What the task asks. Return every line of the data below that includes the string "content".

──────────────────────────────

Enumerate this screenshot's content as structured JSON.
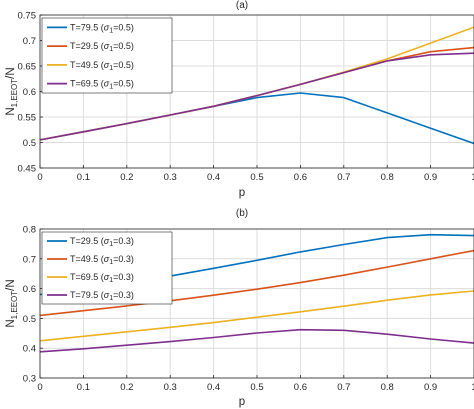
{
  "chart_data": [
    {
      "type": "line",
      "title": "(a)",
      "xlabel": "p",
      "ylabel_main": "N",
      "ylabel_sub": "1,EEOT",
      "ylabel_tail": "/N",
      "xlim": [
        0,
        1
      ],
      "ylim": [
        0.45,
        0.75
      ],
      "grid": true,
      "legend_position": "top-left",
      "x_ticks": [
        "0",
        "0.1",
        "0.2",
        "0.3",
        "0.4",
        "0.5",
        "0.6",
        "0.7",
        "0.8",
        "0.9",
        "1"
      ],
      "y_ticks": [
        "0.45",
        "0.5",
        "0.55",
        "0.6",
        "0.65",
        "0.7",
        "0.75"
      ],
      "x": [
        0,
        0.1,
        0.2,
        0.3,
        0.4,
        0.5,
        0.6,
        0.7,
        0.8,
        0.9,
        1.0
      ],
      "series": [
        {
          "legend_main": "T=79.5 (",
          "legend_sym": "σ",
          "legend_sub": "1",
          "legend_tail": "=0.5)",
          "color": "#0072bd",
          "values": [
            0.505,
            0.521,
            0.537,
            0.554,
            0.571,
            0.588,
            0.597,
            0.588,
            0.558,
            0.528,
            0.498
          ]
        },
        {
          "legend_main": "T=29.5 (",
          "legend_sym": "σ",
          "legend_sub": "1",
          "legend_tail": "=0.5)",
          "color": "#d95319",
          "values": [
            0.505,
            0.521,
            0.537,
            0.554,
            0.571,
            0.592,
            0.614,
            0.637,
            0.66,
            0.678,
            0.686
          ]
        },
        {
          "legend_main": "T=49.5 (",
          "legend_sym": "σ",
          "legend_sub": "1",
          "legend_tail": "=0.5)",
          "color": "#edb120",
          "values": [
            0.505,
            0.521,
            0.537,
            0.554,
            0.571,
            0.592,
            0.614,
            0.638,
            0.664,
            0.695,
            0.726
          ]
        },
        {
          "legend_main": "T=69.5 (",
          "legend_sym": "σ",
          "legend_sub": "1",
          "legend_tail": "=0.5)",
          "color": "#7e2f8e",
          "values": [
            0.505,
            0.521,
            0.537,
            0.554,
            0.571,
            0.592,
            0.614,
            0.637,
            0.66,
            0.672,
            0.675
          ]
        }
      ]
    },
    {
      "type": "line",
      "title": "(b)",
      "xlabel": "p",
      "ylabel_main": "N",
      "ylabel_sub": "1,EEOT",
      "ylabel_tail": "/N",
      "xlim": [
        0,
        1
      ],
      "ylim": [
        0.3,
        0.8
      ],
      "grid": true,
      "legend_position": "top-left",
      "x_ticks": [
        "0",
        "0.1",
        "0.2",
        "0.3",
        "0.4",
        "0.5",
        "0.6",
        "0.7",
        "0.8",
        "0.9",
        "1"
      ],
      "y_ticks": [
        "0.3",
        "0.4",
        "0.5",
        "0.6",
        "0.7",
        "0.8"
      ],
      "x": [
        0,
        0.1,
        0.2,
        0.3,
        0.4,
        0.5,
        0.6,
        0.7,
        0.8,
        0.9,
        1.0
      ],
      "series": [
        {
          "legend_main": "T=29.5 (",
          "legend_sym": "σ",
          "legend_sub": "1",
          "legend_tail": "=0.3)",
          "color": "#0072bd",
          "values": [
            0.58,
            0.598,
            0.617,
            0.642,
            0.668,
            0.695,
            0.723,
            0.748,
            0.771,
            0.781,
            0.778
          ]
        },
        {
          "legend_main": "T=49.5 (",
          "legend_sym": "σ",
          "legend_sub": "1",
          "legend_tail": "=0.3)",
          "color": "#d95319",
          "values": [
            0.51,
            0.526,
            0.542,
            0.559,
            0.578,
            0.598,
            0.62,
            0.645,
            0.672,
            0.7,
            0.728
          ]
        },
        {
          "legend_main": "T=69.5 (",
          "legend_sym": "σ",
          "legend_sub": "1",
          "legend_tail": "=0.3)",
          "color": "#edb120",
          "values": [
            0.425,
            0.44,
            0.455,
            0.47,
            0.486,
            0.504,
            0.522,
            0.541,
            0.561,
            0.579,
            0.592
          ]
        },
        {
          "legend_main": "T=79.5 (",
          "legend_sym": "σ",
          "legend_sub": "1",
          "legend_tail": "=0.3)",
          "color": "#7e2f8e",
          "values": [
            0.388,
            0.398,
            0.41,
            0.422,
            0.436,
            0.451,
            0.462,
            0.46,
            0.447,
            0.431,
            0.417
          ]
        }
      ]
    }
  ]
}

──────────────────────────────

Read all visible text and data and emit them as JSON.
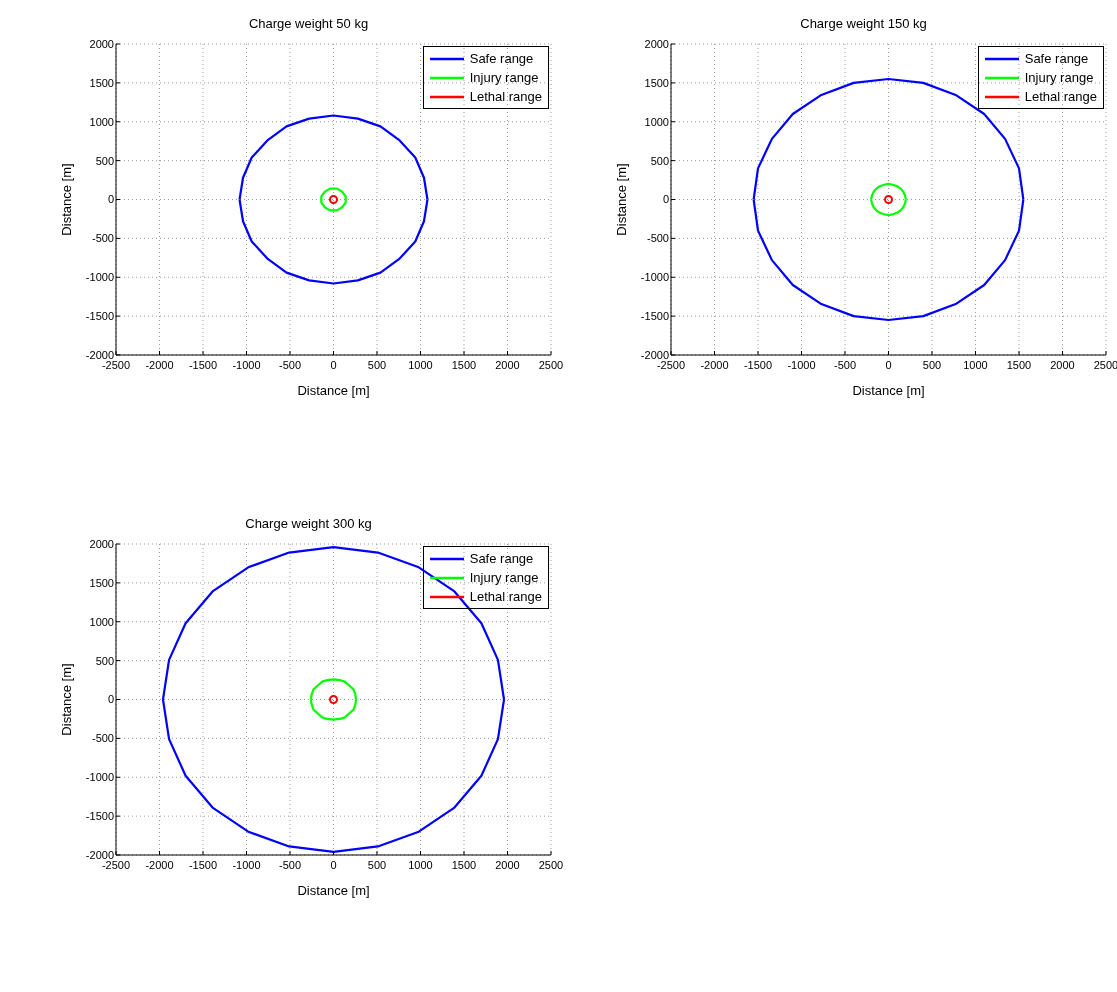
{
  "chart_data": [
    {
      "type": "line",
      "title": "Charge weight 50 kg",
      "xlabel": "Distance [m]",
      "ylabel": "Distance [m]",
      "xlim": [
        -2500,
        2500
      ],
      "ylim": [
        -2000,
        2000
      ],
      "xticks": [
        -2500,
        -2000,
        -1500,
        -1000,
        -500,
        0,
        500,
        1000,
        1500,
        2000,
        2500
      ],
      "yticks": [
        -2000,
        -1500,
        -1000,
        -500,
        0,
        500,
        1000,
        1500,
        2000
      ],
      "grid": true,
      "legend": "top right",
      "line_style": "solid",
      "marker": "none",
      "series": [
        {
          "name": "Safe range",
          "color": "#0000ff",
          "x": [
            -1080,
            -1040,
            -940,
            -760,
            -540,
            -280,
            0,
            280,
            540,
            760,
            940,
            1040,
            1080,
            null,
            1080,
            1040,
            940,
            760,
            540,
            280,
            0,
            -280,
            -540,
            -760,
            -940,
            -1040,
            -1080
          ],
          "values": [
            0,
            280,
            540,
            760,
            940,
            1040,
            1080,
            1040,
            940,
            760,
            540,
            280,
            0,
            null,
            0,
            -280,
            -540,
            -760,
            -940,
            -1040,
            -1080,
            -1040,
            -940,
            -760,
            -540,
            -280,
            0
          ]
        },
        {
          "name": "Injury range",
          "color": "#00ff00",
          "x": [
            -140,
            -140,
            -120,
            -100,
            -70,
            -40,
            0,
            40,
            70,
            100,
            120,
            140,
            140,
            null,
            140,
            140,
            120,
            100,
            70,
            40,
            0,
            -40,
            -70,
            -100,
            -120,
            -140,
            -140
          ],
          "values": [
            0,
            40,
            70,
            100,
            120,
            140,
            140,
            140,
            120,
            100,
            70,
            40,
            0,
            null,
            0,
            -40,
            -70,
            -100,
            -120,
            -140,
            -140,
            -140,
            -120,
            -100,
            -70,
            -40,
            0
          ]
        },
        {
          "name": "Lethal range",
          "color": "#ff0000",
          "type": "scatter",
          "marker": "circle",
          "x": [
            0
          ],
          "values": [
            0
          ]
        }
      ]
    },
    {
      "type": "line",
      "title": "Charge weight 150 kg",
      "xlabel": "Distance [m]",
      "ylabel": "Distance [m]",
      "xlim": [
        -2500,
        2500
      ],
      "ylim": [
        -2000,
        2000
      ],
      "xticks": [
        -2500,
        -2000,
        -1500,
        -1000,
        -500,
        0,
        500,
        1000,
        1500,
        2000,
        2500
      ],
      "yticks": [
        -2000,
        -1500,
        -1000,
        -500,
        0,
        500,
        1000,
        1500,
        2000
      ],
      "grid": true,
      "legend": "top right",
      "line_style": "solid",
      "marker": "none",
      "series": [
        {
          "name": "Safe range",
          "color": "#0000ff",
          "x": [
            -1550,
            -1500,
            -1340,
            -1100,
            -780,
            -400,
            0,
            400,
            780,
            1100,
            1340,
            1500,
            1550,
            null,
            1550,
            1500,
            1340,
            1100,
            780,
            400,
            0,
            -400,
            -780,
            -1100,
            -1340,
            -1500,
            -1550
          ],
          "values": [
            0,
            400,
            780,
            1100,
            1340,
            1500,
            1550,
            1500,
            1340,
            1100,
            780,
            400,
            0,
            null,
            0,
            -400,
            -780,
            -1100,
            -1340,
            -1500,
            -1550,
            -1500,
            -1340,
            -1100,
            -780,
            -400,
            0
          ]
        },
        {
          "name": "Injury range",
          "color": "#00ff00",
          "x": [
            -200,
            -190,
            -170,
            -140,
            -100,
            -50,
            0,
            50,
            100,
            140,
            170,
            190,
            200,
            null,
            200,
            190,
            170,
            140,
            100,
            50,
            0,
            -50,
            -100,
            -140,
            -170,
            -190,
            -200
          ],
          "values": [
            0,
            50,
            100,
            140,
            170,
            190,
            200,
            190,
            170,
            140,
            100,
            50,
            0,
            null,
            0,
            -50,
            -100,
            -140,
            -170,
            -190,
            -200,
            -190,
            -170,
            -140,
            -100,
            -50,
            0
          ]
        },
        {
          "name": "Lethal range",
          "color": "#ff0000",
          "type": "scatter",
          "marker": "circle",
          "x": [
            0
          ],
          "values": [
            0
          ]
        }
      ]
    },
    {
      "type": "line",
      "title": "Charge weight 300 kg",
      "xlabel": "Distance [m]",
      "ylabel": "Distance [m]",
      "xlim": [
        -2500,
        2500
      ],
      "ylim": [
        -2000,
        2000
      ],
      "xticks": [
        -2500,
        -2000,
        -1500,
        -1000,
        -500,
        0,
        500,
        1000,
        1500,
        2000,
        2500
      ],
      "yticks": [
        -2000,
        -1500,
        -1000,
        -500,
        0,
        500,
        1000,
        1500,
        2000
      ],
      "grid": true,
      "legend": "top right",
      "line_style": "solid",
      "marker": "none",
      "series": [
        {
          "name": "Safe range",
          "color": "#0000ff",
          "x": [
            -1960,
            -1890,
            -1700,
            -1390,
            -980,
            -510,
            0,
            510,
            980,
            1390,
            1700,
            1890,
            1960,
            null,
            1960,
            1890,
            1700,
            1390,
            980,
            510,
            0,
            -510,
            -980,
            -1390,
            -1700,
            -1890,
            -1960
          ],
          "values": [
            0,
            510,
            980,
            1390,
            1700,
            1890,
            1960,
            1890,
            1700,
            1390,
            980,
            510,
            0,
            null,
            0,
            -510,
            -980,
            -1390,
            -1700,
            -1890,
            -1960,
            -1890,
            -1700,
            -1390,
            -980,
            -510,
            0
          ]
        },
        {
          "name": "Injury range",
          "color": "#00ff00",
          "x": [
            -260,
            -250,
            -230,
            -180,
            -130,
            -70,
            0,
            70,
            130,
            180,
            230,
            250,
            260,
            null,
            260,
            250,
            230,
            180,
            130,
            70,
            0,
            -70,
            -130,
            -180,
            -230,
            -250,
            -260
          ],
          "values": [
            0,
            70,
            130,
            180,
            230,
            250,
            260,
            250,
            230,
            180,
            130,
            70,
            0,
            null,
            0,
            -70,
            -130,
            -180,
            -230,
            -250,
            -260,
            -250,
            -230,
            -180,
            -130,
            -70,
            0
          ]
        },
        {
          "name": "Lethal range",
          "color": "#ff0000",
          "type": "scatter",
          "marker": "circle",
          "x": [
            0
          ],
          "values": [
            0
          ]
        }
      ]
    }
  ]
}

──────────────────────────────

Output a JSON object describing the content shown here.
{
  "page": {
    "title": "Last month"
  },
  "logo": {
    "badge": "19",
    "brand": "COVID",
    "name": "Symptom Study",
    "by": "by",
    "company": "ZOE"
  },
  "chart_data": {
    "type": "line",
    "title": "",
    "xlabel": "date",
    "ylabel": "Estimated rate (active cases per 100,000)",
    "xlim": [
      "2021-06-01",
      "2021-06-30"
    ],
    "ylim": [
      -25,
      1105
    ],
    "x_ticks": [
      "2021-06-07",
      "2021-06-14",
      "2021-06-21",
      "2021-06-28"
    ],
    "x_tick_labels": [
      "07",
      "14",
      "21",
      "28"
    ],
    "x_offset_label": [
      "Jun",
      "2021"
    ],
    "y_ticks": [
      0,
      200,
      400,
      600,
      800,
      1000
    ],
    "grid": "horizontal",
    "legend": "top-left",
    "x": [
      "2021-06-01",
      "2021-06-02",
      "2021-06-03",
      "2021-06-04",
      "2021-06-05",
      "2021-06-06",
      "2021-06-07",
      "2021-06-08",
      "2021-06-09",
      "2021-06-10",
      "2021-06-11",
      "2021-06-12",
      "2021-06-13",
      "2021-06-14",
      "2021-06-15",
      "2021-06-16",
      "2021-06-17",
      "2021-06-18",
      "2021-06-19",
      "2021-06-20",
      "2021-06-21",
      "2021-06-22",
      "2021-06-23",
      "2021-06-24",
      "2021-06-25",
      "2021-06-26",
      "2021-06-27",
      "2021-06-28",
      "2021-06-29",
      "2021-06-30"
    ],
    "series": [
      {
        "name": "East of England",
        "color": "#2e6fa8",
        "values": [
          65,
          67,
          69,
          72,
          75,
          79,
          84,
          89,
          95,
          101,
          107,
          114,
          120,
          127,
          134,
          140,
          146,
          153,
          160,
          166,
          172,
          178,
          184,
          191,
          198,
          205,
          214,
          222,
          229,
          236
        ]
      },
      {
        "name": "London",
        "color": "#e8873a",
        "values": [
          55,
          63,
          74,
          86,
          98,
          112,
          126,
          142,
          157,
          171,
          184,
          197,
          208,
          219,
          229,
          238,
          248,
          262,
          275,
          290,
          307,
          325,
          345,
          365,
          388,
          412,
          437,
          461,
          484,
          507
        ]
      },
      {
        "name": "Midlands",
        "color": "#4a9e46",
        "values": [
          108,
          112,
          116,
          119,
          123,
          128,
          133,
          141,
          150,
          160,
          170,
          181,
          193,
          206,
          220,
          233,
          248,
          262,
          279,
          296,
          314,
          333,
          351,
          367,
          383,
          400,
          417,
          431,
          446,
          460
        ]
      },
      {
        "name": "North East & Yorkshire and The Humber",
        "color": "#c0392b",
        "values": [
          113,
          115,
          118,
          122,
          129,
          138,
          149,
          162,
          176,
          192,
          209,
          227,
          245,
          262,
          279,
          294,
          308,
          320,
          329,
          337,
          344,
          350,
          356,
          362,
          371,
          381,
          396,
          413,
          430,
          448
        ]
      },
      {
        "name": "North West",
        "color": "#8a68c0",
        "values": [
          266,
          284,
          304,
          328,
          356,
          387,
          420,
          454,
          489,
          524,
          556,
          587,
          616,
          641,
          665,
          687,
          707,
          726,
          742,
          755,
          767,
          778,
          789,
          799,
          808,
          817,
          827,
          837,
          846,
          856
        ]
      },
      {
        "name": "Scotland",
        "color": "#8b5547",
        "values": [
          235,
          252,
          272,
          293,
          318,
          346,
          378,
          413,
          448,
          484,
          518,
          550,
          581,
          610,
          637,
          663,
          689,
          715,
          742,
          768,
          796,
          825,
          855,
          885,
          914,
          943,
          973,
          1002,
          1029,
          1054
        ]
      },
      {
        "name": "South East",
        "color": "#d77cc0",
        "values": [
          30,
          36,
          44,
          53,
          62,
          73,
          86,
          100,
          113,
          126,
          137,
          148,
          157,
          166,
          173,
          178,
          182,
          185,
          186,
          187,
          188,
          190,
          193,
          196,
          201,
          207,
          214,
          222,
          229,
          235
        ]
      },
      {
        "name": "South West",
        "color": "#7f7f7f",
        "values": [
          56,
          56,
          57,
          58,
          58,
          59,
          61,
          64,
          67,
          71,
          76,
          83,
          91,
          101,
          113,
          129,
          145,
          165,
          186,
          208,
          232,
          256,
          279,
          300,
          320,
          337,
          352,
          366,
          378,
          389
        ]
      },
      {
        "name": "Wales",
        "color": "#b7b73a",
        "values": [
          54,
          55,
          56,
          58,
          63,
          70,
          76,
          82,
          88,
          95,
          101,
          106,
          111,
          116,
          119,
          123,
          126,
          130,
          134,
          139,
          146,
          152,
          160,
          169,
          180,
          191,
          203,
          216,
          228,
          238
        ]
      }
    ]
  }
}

──────────────────────────────

Output.
Enumerate this screenshot's content as structured JSON.
Output a JSON object describing the content shown here.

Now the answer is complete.